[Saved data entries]
_ _ _ _

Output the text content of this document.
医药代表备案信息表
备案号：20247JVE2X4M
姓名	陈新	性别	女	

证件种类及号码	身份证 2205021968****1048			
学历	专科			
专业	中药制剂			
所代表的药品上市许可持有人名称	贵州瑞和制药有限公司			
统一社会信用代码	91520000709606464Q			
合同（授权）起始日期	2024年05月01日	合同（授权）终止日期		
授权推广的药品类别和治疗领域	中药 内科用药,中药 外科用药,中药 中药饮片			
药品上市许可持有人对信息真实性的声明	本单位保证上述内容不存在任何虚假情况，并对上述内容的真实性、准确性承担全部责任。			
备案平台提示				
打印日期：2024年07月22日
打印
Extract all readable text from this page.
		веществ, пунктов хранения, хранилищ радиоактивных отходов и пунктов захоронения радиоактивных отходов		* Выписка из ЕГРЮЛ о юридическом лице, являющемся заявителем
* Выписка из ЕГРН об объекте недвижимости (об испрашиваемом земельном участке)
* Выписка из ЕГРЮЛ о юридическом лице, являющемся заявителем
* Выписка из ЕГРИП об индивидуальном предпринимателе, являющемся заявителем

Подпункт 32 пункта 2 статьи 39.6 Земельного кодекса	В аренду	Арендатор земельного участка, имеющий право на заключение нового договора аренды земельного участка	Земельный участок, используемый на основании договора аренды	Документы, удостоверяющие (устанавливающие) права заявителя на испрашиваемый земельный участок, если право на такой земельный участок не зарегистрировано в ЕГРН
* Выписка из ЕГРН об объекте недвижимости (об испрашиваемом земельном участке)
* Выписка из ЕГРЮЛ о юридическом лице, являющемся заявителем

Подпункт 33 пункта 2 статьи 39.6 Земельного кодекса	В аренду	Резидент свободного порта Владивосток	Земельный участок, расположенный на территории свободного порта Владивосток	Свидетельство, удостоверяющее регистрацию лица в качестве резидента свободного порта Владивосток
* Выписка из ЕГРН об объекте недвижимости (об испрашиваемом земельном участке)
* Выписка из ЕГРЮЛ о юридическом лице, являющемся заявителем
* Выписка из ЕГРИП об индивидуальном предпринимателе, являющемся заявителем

_ _ _ _

### [EXERCISE DETAILS]
Copy all the records above precisely.

### [ANSWER IN FULL]
Output the text content of this document.
医药代表备案信息表
备案号：20247JVE2X4M
姓名	陈新	性别	女	

证件种类及号码	身份证 2205021968****1048			
学历	专科			
专业	中药制剂			
所代表的药品上市许可持有人名称	贵州瑞和制药有限公司			
统一社会信用代码	91520000709606464Q			
合同（授权）起始日期	2024年05月01日	合同（授权）终止日期		
授权推广的药品类别和治疗领域	中药 内科用药,中药 外科用药,中药 中药饮片			
药品上市许可持有人对信息真实性的声明	本单位保证上述内容不存在任何虚假情况，并对上述内容的真实性、准确性承担全部责任。			
备案平台提示				
打印日期：2024年07月22日
打印
Extract all readable text from this page.
		веществ, пунктов хранения, хранилищ радиоактивных отходов и пунктов захоронения радиоактивных отходов		* Выписка из ЕГРЮЛ о юридическом лице, являющемся заявителем
* Выписка из ЕГРН об объекте недвижимости (об испрашиваемом земельном участке)
* Выписка из ЕГРЮЛ о юридическом лице, являющемся заявителем
* Выписка из ЕГРИП об индивидуальном предпринимателе, являющемся заявителем

Подпункт 32 пункта 2 статьи 39.6 Земельного кодекса	В аренду	Арендатор земельного участка, имеющий право на заключение нового договора аренды земельного участка	Земельный участок, используемый на основании договора аренды	Документы, удостоверяющие (устанавливающие) права заявителя на испрашиваемый земельный участок, если право на такой земельный участок не зарегистрировано в ЕГРН
* Выписка из ЕГРН об объекте недвижимости (об испрашиваемом земельном участке)
* Выписка из ЕГРЮЛ о юридическом лице, являющемся заявителем

Подпункт 33 пункта 2 статьи 39.6 Земельного кодекса	В аренду	Резидент свободного порта Владивосток	Земельный участок, расположенный на территории свободного порта Владивосток	Свидетельство, удостоверяющее регистрацию лица в качестве резидента свободного порта Владивосток
* Выписка из ЕГРН об объекте недвижимости (об испрашиваемом земельном участке)
* Выписка из ЕГРЮЛ о юридическом лице, являющемся заявителем
* Выписка из ЕГРИП об индивидуальном предпринимателе, являющемся заявителем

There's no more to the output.